GIVEN REQUEST:
Copy out the lines that have "June" in them.
-------- DATA ENTRIES --------
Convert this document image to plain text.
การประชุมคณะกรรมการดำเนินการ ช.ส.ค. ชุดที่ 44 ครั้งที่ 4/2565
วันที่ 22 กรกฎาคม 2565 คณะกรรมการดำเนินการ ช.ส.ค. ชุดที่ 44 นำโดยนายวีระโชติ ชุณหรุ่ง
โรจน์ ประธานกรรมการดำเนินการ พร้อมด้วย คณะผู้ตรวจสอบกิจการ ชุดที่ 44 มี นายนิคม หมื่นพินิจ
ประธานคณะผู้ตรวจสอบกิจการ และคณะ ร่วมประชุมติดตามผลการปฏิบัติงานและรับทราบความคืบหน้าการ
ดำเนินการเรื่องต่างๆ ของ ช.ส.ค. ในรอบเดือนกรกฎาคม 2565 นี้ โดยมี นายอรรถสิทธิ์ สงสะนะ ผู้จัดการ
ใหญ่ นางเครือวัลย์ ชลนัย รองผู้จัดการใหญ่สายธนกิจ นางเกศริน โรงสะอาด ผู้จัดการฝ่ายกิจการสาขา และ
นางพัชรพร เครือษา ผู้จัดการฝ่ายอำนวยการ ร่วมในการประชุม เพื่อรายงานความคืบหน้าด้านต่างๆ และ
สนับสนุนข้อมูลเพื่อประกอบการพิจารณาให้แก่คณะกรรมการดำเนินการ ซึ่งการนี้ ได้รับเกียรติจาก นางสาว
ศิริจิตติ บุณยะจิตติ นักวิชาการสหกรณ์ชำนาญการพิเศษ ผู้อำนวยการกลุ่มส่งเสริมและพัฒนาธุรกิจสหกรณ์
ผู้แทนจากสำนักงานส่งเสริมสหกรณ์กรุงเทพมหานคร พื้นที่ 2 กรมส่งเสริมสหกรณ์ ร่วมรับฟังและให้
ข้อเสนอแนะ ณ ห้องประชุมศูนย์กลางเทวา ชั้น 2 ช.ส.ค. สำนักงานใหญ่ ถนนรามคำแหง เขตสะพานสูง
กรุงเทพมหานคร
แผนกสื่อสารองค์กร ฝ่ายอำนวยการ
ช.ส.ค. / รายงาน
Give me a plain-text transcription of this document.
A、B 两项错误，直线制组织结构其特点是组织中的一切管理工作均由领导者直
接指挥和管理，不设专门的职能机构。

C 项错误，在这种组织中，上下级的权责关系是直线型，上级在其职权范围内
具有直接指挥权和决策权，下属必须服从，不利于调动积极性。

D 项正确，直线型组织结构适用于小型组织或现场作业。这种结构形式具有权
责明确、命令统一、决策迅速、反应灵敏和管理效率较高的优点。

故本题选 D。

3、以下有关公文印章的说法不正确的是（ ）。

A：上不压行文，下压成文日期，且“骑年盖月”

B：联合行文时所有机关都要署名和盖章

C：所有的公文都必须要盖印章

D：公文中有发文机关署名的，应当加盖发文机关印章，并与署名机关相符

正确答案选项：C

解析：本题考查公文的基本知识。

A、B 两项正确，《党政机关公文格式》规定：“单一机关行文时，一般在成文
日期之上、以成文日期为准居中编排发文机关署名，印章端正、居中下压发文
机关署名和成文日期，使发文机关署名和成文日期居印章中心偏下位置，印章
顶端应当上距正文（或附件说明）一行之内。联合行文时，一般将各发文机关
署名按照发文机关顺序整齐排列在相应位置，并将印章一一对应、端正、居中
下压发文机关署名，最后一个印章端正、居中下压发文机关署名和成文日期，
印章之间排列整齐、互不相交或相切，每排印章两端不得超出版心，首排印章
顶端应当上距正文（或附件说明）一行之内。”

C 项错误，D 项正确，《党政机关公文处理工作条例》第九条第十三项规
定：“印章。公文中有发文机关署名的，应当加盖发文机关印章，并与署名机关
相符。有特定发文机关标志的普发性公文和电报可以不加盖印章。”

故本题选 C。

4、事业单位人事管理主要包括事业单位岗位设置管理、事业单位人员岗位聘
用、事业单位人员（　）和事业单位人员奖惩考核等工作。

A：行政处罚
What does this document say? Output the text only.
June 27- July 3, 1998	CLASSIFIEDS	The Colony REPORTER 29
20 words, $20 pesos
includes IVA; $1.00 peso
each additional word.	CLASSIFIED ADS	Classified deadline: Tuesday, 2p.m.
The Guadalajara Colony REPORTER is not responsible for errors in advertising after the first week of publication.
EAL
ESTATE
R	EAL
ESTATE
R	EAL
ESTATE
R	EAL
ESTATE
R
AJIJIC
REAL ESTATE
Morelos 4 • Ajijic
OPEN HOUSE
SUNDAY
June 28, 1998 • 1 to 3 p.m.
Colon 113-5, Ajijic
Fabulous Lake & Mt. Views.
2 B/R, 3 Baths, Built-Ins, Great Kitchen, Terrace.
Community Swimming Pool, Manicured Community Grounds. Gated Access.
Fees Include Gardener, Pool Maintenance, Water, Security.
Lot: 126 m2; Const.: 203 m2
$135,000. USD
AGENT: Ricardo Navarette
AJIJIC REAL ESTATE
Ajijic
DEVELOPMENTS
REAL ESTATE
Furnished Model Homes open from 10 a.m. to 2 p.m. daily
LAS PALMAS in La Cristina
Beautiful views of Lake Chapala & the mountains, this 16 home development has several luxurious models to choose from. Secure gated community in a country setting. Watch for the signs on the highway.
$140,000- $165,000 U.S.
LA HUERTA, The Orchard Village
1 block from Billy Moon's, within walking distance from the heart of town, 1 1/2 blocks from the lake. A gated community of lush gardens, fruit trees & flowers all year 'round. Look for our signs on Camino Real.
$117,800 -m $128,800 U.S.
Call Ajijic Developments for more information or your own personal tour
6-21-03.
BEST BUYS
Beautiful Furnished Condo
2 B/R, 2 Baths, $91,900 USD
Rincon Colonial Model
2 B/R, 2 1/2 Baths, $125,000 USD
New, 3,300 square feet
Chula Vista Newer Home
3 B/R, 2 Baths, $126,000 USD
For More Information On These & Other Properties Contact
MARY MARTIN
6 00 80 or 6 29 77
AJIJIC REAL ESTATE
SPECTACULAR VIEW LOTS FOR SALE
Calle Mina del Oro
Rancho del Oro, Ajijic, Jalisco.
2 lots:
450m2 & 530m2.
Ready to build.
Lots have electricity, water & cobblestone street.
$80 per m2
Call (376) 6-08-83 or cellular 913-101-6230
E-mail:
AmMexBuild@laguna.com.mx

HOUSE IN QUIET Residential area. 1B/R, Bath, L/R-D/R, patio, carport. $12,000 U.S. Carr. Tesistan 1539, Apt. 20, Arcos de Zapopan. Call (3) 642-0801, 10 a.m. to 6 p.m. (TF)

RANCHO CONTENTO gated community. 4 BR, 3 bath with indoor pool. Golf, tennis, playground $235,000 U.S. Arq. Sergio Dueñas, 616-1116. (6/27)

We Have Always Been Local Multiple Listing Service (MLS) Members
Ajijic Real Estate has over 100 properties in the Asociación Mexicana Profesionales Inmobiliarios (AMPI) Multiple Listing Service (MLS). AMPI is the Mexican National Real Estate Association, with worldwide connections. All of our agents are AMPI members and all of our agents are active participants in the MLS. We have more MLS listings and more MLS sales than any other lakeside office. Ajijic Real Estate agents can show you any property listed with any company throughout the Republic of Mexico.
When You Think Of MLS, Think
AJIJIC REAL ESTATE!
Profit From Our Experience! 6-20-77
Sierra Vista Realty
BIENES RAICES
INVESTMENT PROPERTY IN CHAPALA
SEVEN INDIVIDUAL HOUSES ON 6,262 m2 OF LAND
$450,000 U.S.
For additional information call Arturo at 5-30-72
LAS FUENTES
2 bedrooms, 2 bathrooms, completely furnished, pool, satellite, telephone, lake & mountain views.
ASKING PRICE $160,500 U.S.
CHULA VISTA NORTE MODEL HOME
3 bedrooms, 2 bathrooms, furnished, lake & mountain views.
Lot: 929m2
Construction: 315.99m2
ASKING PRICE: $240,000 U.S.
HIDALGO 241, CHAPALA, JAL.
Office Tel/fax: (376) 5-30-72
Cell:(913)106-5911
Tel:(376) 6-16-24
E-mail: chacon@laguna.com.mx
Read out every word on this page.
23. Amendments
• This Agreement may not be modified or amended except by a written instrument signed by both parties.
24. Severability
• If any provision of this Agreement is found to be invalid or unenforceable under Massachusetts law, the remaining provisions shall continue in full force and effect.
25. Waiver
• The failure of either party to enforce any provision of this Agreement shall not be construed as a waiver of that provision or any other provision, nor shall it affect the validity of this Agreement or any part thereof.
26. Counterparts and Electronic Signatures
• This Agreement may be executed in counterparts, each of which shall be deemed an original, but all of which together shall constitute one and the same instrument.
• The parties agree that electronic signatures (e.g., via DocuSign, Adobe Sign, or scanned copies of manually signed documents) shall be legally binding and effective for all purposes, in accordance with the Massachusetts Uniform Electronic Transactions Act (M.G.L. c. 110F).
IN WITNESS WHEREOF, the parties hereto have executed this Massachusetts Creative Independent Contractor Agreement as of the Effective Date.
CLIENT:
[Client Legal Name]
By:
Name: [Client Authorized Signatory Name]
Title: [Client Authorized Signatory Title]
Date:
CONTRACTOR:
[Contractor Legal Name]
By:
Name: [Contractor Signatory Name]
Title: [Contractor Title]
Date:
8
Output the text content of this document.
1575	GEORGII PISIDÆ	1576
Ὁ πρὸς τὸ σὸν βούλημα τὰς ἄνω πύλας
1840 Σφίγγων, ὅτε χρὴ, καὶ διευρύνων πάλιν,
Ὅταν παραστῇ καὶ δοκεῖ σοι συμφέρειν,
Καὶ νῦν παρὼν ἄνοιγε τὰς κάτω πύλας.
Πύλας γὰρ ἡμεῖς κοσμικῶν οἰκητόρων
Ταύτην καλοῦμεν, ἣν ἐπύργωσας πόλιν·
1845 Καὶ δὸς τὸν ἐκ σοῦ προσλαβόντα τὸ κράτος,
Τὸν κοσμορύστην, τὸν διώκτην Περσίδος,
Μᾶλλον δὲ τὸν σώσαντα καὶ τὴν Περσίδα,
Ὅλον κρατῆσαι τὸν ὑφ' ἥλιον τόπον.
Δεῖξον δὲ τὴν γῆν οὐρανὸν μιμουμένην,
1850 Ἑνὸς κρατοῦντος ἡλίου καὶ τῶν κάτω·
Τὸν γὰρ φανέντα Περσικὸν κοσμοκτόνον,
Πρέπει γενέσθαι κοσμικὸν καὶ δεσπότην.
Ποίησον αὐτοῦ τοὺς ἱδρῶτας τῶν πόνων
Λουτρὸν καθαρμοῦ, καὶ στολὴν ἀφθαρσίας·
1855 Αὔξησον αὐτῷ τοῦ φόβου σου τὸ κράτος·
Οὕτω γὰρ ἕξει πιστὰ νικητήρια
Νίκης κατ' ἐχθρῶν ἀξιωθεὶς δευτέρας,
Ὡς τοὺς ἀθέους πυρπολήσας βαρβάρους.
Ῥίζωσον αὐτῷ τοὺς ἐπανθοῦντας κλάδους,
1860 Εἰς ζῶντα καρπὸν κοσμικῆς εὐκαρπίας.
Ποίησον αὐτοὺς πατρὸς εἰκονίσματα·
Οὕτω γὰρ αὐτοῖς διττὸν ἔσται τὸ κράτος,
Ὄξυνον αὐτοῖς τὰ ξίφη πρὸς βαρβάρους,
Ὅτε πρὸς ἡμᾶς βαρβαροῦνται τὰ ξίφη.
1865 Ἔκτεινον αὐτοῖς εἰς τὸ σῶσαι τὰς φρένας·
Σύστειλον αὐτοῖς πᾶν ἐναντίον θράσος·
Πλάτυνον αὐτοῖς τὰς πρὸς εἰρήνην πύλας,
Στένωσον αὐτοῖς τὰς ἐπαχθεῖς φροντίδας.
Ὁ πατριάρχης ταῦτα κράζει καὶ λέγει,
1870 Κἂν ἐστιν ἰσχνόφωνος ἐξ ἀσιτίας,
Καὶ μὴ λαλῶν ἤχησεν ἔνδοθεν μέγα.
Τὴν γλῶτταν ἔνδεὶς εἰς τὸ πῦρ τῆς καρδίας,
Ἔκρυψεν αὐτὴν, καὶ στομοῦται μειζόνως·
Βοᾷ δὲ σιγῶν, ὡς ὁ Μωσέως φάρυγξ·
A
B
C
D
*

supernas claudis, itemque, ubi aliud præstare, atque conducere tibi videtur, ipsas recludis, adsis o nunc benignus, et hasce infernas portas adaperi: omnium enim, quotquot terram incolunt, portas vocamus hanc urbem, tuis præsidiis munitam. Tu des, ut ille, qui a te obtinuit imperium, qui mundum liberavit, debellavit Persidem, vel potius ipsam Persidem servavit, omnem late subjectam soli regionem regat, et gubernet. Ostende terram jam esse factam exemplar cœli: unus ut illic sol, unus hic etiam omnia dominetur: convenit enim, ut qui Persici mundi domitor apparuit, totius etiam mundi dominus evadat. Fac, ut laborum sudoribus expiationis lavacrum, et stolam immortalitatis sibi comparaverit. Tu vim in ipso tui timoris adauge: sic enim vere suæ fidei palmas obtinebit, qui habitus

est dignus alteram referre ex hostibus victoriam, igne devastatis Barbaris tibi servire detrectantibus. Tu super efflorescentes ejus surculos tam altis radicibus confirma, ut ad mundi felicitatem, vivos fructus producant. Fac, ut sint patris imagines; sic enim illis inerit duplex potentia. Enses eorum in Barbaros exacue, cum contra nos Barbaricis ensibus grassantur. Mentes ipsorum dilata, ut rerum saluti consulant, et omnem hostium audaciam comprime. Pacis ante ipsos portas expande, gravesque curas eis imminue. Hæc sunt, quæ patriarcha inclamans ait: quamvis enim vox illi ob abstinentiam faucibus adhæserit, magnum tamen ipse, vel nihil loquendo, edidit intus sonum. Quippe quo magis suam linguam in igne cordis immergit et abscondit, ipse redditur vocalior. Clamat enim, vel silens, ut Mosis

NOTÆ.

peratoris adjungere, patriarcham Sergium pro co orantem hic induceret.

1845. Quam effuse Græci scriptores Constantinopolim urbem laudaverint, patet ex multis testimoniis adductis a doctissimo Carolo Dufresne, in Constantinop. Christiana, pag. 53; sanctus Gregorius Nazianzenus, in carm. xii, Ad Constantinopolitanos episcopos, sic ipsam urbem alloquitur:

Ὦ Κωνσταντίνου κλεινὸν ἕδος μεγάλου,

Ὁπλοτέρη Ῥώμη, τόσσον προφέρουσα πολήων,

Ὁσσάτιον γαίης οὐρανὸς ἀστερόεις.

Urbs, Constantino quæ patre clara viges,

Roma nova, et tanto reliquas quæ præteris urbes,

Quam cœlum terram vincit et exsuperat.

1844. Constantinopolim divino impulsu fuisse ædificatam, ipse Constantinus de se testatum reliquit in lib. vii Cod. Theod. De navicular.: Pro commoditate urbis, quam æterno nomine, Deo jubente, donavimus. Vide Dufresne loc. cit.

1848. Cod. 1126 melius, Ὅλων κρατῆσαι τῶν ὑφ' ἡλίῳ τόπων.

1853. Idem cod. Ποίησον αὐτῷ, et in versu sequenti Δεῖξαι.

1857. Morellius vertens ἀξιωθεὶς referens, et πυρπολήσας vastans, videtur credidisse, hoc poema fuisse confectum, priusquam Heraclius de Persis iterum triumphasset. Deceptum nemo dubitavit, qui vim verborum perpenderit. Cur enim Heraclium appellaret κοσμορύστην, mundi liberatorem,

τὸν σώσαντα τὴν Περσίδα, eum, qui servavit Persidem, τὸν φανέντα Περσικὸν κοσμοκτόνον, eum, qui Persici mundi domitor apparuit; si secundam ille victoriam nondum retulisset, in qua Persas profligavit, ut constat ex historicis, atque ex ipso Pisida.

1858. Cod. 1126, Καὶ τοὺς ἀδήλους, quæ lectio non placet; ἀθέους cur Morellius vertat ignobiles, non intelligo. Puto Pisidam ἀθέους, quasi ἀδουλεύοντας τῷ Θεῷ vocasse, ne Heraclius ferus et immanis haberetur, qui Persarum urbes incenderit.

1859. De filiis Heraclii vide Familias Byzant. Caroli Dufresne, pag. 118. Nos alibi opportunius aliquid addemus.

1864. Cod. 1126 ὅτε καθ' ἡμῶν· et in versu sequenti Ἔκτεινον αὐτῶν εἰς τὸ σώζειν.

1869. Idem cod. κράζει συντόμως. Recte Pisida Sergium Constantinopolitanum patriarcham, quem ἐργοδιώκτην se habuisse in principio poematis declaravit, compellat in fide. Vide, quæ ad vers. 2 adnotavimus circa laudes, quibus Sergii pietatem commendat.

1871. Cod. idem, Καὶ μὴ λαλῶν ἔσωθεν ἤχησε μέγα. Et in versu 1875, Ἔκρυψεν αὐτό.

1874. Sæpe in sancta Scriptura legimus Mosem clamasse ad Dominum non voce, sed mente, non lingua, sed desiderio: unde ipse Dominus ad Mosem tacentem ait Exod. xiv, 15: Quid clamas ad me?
--------
ANSWER IN FULL:
June 27- July 3, 1998	CLASSIFIEDS	The Colony REPORTER 29
June 28, 1998 • 1 to 3 p.m.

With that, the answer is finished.